● REQUIREMENTS
Quote the entries in full, character for character, without their images.

● MATERIAL FOR THIS TASK
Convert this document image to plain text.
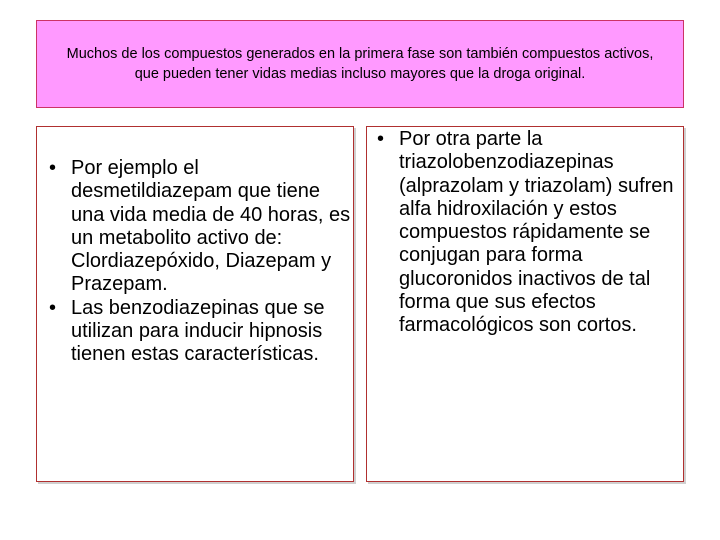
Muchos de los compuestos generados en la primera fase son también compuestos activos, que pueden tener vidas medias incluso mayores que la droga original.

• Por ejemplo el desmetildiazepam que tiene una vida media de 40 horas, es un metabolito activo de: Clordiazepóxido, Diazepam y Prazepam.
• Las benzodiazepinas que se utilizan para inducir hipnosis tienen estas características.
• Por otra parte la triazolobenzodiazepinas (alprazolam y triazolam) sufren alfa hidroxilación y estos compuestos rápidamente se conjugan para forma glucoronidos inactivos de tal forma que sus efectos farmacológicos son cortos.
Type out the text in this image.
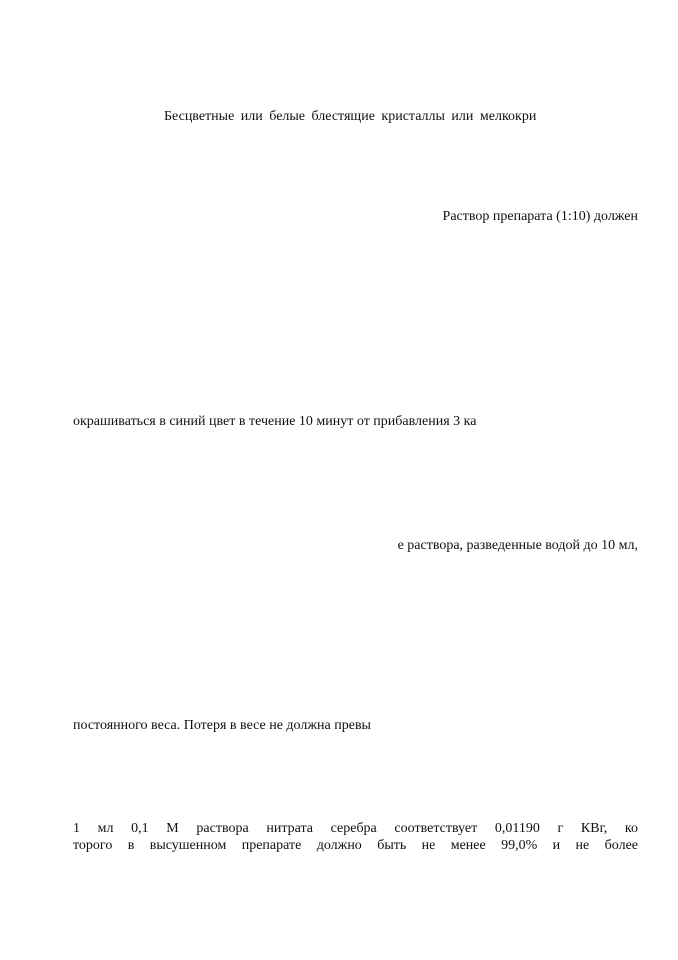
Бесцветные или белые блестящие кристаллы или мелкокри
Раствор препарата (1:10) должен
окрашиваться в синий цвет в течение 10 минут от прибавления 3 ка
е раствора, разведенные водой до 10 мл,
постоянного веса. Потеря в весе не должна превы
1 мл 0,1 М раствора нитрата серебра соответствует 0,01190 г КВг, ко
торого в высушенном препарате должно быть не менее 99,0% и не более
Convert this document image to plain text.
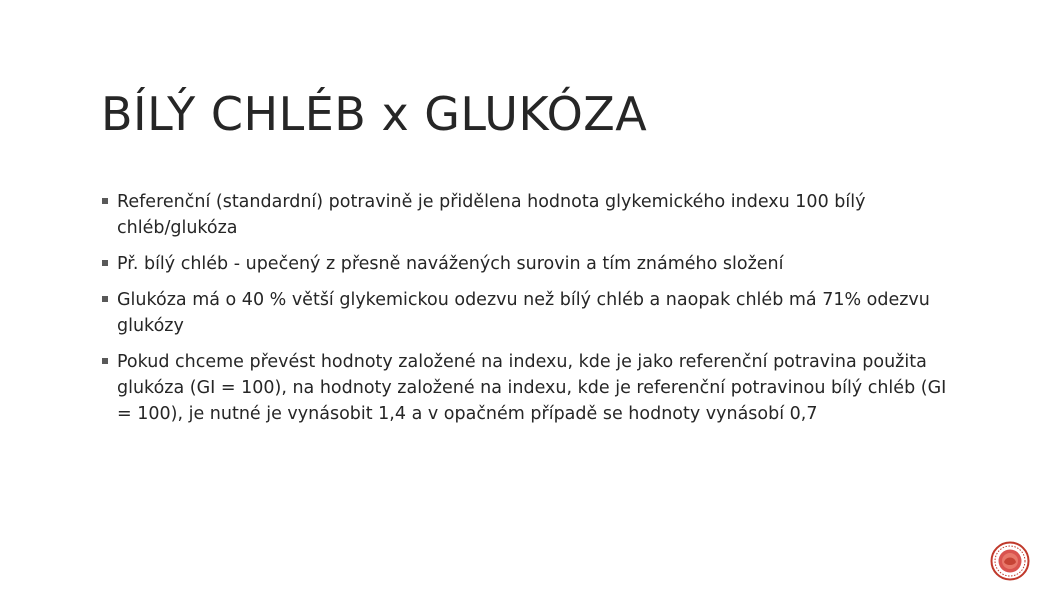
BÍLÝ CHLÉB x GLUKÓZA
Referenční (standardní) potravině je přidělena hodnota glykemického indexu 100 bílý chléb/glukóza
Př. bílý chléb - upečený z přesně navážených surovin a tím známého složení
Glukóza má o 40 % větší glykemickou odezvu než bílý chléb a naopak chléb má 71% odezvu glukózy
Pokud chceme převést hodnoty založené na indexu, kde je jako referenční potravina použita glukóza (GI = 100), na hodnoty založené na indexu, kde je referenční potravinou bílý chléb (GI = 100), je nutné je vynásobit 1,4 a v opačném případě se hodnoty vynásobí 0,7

● WORKED SOLUTION
Convert this document image to plain text.
Muchos de los compuestos generados en la primera fase son también compuestos activos, que pueden tener vidas medias incluso mayores que la droga original.

• Por ejemplo el desmetildiazepam que tiene una vida media de 40 horas, es un metabolito activo de: Clordiazepóxido, Diazepam y Prazepam.
• Las benzodiazepinas que se utilizan para inducir hipnosis tienen estas características.
• Por otra parte la triazolobenzodiazepinas (alprazolam y triazolam) sufren alfa hidroxilación y estos compuestos rápidamente se conjugan para forma glucoronidos inactivos de tal forma que sus efectos farmacológicos son cortos.
Type out the text in this image.
Бесцветные или белые блестящие кристаллы или мелкокри
Раствор препарата (1:10) должен
окрашиваться в синий цвет в течение 10 минут от прибавления 3 ка
е раствора, разведенные водой до 10 мл,
постоянного веса. Потеря в весе не должна превы
1 мл 0,1 М раствора нитрата серебра соответствует 0,01190 г КВг, ко
торого в высушенном препарате должно быть не менее 99,0% и не более
Convert this document image to plain text.
BÍLÝ CHLÉB x GLUKÓZA
Referenční (standardní) potravině je přidělena hodnota glykemického indexu 100 bílý chléb/glukóza
Př. bílý chléb - upečený z přesně navážených surovin a tím známého složení
Glukóza má o 40 % větší glykemickou odezvu než bílý chléb a naopak chléb má 71% odezvu glukózy
Pokud chceme převést hodnoty založené na indexu, kde je jako referenční potravina použita glukóza (GI = 100), na hodnoty založené na indexu, kde je referenční potravinou bílý chléb (GI = 100), je nutné je vynásobit 1,4 a v opačném případě se hodnoty vynásobí 0,7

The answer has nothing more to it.